Find each line with the word "изготовлена" in it, then give the total alone.

↓

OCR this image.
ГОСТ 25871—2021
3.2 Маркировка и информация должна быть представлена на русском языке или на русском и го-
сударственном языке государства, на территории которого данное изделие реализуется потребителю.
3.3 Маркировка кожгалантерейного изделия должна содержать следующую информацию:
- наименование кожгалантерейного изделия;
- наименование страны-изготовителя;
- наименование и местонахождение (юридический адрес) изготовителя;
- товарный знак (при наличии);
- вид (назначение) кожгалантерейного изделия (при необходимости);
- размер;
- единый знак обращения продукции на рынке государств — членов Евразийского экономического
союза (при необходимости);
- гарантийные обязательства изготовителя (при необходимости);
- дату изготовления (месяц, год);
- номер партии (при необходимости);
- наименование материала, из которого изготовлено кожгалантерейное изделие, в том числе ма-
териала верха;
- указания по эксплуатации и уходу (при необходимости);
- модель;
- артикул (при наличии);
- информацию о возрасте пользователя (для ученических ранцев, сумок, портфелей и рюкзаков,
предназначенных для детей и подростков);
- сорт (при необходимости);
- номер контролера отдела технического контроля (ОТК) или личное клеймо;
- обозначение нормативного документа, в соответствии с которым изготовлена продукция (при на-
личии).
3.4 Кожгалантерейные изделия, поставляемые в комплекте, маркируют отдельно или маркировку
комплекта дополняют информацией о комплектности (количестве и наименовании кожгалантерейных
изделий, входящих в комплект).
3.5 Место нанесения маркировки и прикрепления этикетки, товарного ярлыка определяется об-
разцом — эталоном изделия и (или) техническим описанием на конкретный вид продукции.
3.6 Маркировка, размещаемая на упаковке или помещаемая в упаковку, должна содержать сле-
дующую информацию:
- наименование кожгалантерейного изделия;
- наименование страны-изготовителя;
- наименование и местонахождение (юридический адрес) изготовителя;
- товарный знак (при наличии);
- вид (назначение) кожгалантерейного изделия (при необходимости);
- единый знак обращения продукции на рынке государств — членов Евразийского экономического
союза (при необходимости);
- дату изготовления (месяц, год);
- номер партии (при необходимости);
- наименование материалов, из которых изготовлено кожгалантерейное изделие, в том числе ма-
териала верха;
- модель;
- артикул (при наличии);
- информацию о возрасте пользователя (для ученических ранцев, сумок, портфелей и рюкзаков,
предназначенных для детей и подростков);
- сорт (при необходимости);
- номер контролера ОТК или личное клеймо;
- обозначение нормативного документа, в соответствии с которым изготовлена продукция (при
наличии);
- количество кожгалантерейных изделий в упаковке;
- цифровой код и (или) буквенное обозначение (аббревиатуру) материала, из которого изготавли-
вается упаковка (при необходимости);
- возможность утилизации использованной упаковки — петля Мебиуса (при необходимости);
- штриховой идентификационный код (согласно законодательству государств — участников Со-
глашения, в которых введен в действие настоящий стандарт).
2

↑

--- Task solution ---
2